Search the data for the word "Text" and copy every line where it occurs.

» Saved entries:
★ ★ ★ ★ ★ ★ ★

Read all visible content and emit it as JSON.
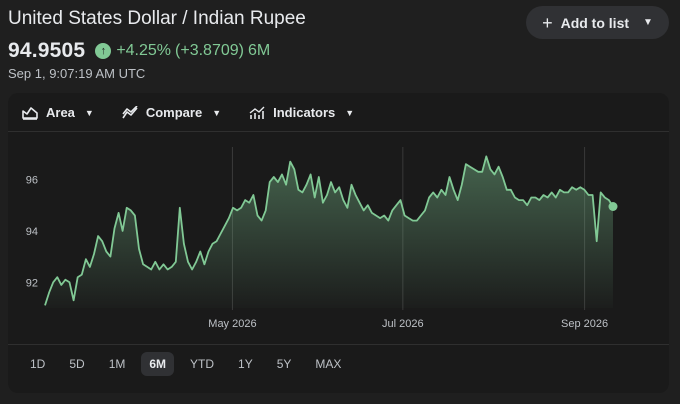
{
  "header": {
    "title": "United States Dollar / Indian Rupee",
    "add_to_list_label": "Add to list",
    "price": "94.9505",
    "change_percent": "+4.25%",
    "change_abs": "(+3.8709)",
    "change_period": "6M",
    "timestamp": "Sep 1, 9:07:19 AM UTC"
  },
  "toolbar": {
    "area_label": "Area",
    "compare_label": "Compare",
    "indicators_label": "Indicators"
  },
  "ranges": [
    "1D",
    "5D",
    "1M",
    "6M",
    "YTD",
    "1Y",
    "5Y",
    "MAX"
  ],
  "active_range": "6M",
  "colors": {
    "positive": "#81c995",
    "background": "#1f1f1f"
  },
  "chart_data": {
    "type": "area",
    "ylim": [
      91,
      97.5
    ],
    "yticks": [
      92,
      94,
      96
    ],
    "ytick_labels": [
      "92",
      "94",
      "96"
    ],
    "xlabels": [
      "May 2026",
      "Jul 2026",
      "Sep 2026"
    ],
    "xlabel_positions": [
      0.33,
      0.63,
      0.95
    ],
    "grid": "vertical",
    "values": [
      91.1,
      91.6,
      92.0,
      92.2,
      91.9,
      92.1,
      92.0,
      91.3,
      92.2,
      92.3,
      92.9,
      92.6,
      93.1,
      93.8,
      93.6,
      93.2,
      93.0,
      94.1,
      94.7,
      94.0,
      94.9,
      94.8,
      94.6,
      93.3,
      92.7,
      92.6,
      92.5,
      92.8,
      92.5,
      92.7,
      92.5,
      92.6,
      92.8,
      94.9,
      93.5,
      92.8,
      92.5,
      92.8,
      93.2,
      92.7,
      93.2,
      93.5,
      93.6,
      93.9,
      94.2,
      94.5,
      94.9,
      94.8,
      94.9,
      95.2,
      95.1,
      95.4,
      94.6,
      94.4,
      94.8,
      95.9,
      96.1,
      95.9,
      96.2,
      95.8,
      96.7,
      96.4,
      95.6,
      95.5,
      95.8,
      96.2,
      95.3,
      96.1,
      95.1,
      95.4,
      95.9,
      95.5,
      95.7,
      95.2,
      94.9,
      95.8,
      95.4,
      95.1,
      94.8,
      95.0,
      94.7,
      94.6,
      94.5,
      94.6,
      94.4,
      94.8,
      95.0,
      95.2,
      94.6,
      94.5,
      94.4,
      94.4,
      94.6,
      94.8,
      95.3,
      95.5,
      95.3,
      95.6,
      95.4,
      96.1,
      95.6,
      95.2,
      95.8,
      96.6,
      96.5,
      96.4,
      96.3,
      96.3,
      96.9,
      96.4,
      96.2,
      96.5,
      96.1,
      95.6,
      95.6,
      95.3,
      95.2,
      95.2,
      95.0,
      95.3,
      95.3,
      95.2,
      95.4,
      95.3,
      95.5,
      95.3,
      95.6,
      95.5,
      95.5,
      95.7,
      95.6,
      95.7,
      95.6,
      95.4,
      95.4,
      93.6,
      95.5,
      95.3,
      95.2,
      94.9505
    ]
  }
}
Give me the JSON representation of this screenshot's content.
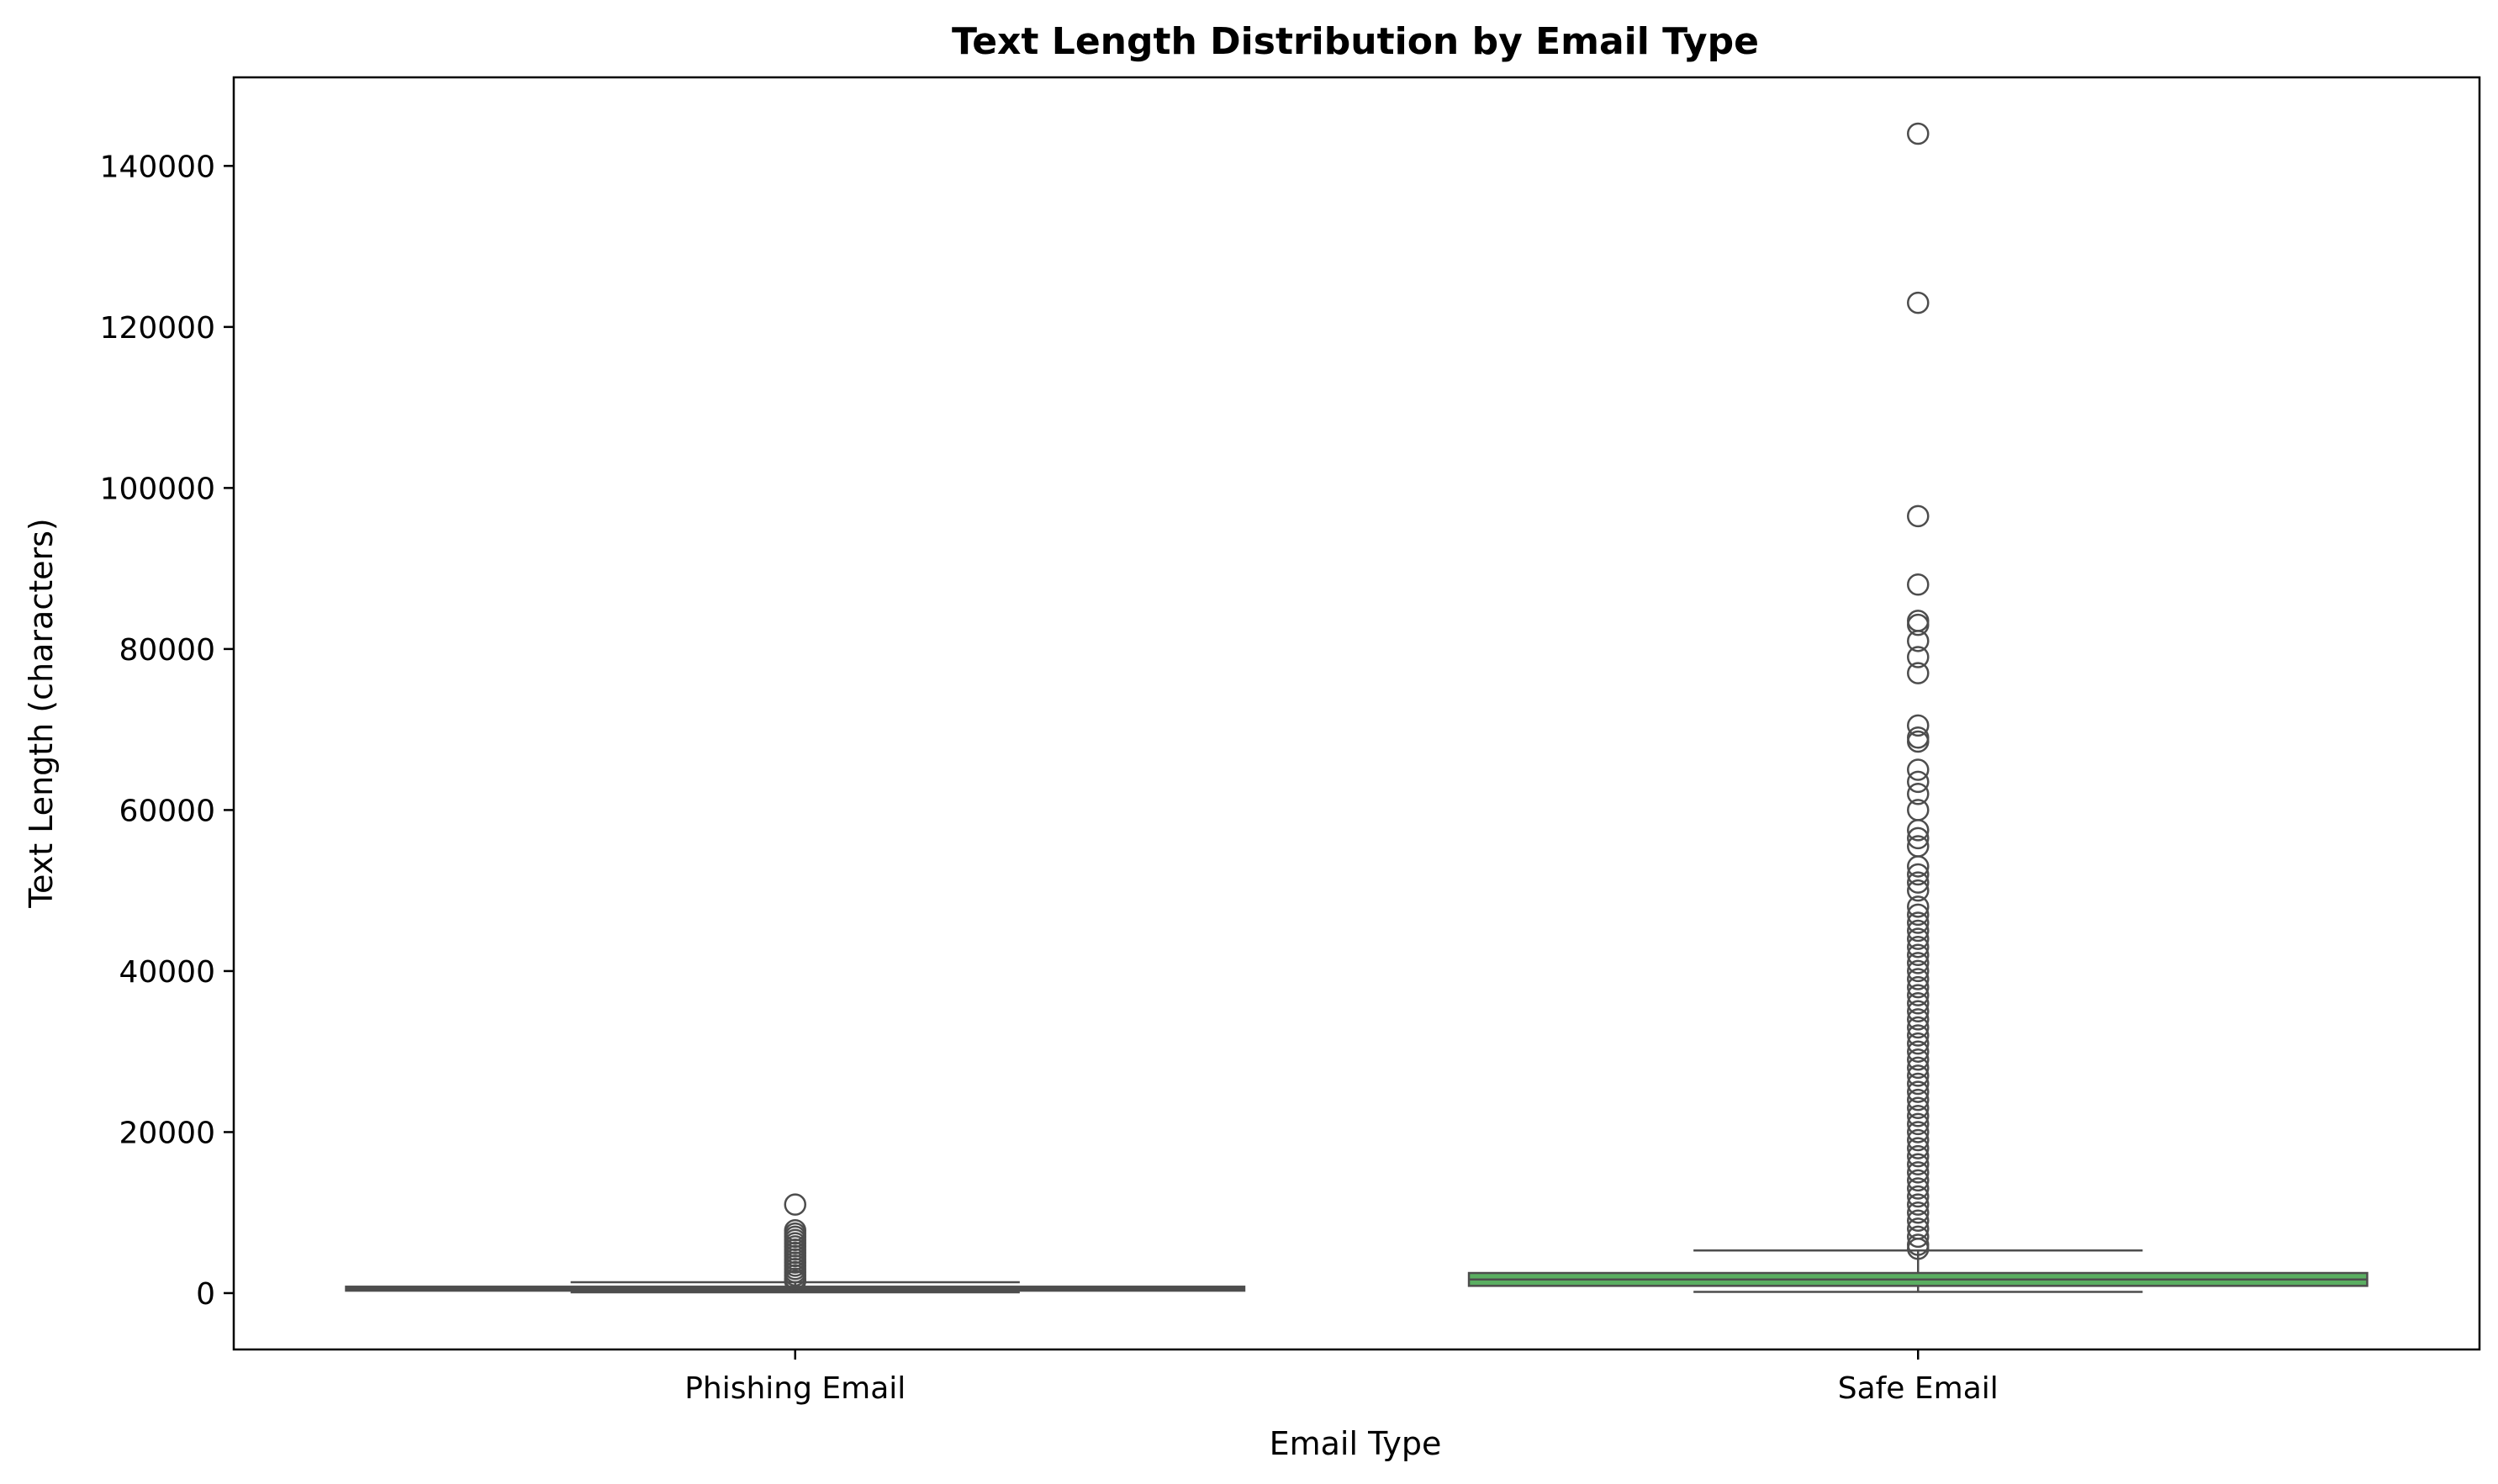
{
  "chart_data": {
    "type": "boxplot",
    "title": "Text Length Distribution by Email Type",
    "xlabel": "Email Type",
    "ylabel": "Text Length (characters)",
    "ylim": [
      -7000,
      151000
    ],
    "yticks": [
      0,
      20000,
      40000,
      60000,
      80000,
      100000,
      120000,
      140000
    ],
    "grid": false,
    "legend": "none",
    "categories": [
      "Phishing Email",
      "Safe Email"
    ],
    "boxes": [
      {
        "category": "Phishing Email",
        "color": "#5b6fc3",
        "whisker_low": 100,
        "q1": 300,
        "median": 550,
        "q3": 800,
        "whisker_high": 1350,
        "outliers": [
          11000,
          7800,
          7400,
          7000,
          6600,
          6200,
          5800,
          5400,
          5000,
          4600,
          4200,
          3800,
          3400,
          3000,
          2600,
          2200,
          1800,
          1500
        ]
      },
      {
        "category": "Safe Email",
        "color": "#5aae61",
        "whisker_low": 150,
        "q1": 900,
        "median": 1700,
        "q3": 2500,
        "whisker_high": 5300,
        "outliers": [
          144000,
          123000,
          96500,
          88000,
          83500,
          83000,
          81000,
          79000,
          77000,
          70500,
          69000,
          68500,
          65000,
          63500,
          62000,
          60000,
          57500,
          56500,
          55500,
          53000,
          52000,
          51000,
          50000,
          48000,
          47000,
          46000,
          45000,
          44000,
          43000,
          42000,
          41000,
          40000,
          39000,
          38000,
          37000,
          36000,
          35000,
          34000,
          33000,
          32000,
          31000,
          30000,
          29000,
          28000,
          27000,
          26000,
          25000,
          24000,
          23000,
          22000,
          21000,
          20000,
          19000,
          18000,
          17000,
          16000,
          15000,
          14000,
          13000,
          12000,
          11000,
          10000,
          9000,
          8000,
          7000,
          6000,
          5500
        ]
      }
    ]
  }
}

★ ★ ★ ★ ★ ★ ★

» FINISHED TASK:
    "title": "Text Length Distribution by Email Type",
    "ylabel": "Text Length (characters)",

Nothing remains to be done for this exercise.